The exercise asks you to copy every line below in which "from" appears.

★ ★ ★ ★

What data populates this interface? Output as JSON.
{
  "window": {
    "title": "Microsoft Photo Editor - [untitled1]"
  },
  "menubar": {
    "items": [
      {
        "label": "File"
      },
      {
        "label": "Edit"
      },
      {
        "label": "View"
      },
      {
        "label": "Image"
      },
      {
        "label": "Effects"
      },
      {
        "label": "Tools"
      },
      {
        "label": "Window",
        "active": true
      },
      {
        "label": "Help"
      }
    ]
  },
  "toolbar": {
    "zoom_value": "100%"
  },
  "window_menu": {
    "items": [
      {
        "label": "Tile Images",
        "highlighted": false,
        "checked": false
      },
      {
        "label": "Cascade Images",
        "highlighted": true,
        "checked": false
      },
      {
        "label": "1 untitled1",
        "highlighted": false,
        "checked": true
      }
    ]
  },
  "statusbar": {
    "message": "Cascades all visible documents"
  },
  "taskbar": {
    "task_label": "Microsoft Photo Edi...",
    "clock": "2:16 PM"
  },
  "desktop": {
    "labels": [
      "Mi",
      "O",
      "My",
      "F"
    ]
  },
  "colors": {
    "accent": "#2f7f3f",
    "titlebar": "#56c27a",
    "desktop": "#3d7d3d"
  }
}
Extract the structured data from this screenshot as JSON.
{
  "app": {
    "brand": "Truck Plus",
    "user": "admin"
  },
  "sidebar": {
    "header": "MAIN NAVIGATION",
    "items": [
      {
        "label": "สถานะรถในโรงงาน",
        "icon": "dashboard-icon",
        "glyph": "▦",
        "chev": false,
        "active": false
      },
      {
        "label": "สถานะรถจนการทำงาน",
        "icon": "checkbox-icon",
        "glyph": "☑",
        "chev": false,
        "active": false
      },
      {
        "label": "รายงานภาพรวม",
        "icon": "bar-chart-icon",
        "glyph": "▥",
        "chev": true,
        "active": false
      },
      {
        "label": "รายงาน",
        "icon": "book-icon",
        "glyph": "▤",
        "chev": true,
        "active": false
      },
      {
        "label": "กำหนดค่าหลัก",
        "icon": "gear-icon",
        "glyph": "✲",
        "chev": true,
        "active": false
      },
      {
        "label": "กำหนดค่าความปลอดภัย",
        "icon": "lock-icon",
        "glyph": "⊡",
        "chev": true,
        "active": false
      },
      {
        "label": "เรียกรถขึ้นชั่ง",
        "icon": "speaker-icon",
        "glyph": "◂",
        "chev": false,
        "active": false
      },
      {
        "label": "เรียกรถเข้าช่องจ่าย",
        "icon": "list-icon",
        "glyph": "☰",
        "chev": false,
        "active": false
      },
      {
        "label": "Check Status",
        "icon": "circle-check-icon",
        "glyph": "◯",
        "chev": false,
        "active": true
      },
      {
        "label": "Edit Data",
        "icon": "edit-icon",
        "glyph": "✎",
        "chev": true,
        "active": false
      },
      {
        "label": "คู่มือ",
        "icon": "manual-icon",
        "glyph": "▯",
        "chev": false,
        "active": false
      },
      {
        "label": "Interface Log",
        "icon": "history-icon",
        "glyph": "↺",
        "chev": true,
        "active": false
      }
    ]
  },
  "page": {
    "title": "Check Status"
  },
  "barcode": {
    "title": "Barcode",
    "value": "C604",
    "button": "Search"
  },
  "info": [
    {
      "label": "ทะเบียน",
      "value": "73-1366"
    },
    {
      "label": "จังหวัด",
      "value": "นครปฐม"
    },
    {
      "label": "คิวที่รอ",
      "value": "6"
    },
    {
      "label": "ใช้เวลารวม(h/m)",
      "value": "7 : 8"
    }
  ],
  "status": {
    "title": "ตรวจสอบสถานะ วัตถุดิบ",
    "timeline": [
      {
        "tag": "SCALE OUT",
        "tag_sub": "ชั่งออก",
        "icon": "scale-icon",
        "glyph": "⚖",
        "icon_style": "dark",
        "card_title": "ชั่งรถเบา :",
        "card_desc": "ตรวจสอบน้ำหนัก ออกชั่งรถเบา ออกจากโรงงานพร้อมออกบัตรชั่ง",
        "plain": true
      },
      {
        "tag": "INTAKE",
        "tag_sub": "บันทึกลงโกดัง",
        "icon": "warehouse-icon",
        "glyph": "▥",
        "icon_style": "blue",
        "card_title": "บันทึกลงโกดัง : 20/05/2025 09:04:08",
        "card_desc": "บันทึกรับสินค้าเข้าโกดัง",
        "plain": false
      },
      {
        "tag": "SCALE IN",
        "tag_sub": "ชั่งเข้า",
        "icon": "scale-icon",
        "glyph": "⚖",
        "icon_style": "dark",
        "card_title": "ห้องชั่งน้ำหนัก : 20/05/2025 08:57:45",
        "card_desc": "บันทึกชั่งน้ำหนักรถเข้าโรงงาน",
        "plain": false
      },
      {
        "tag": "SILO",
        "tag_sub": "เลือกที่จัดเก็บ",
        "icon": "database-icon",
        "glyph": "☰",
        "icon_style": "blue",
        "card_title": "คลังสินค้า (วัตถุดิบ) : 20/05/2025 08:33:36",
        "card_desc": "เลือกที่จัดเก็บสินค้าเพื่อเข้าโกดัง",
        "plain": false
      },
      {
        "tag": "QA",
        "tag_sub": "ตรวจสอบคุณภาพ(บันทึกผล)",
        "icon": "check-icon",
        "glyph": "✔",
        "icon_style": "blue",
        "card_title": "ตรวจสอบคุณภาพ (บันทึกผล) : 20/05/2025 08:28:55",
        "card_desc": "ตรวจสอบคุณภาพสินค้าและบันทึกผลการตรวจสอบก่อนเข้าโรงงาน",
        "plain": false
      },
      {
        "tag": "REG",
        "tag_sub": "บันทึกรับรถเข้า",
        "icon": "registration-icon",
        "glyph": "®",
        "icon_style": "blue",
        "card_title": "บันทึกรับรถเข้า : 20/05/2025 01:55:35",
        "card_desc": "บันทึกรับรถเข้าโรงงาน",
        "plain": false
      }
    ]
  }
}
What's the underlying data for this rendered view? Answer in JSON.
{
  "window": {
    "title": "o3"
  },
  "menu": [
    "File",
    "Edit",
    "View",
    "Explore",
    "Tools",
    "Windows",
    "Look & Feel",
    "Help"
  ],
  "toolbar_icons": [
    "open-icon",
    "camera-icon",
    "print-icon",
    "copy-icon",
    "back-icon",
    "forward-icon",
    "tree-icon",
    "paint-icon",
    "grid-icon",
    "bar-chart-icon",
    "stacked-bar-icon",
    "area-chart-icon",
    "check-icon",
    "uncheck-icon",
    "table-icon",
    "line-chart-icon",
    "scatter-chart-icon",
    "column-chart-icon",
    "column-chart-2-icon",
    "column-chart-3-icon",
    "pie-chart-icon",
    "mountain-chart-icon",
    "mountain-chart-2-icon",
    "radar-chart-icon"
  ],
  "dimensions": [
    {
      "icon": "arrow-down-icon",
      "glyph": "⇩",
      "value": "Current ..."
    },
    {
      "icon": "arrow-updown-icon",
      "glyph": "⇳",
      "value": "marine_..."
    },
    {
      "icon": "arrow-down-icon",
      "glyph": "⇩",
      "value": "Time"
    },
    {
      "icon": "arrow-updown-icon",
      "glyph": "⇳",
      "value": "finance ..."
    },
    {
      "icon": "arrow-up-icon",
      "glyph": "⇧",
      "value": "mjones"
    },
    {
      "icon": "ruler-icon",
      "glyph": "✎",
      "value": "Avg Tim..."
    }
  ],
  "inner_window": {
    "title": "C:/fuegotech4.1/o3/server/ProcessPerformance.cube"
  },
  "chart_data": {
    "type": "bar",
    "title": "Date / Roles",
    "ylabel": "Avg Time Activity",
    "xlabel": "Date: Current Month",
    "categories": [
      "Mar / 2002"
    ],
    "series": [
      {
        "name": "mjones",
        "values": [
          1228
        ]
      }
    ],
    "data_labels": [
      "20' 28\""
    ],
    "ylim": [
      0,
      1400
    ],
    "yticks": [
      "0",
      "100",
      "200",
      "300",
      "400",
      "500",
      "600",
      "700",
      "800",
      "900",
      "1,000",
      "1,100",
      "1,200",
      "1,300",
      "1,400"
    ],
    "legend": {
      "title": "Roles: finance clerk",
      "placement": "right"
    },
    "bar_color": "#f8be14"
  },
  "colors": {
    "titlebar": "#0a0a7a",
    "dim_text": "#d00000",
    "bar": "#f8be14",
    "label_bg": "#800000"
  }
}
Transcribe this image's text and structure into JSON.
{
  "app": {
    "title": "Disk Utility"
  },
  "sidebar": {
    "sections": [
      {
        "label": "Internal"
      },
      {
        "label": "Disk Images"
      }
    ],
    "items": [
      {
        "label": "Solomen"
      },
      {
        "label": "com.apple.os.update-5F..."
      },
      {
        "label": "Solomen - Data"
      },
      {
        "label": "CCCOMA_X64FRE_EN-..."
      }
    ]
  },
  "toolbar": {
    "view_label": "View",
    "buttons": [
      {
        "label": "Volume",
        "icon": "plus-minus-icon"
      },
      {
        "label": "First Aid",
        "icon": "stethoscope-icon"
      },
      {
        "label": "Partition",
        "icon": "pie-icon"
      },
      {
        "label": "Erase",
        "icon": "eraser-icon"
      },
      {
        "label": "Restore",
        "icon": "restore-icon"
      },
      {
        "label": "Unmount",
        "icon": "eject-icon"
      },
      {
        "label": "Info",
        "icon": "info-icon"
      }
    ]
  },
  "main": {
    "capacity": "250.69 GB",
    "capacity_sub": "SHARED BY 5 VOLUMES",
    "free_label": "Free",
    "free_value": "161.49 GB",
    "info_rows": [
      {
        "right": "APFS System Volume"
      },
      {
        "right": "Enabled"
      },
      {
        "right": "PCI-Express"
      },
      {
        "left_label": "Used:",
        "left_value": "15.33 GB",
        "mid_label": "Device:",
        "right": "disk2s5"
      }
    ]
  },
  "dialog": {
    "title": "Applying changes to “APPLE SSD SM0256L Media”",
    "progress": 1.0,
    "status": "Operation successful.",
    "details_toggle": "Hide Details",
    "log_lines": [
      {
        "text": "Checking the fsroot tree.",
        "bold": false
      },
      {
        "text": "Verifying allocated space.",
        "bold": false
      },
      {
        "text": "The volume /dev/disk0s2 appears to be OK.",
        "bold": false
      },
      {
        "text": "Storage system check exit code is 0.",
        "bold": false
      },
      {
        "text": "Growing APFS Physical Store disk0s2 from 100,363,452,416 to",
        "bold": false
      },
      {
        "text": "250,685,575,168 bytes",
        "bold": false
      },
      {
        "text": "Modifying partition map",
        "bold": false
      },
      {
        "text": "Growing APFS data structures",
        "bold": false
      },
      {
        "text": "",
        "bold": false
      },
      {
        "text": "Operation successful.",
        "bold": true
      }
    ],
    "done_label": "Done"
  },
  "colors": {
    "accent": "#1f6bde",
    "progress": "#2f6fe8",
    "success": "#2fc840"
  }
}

★ ★ ★ ★

> [The completed task]:
Extract the structured data from this screenshot as JSON.
        "text": "Growing APFS Physical Store disk0s2 from 100,363,452,416 to",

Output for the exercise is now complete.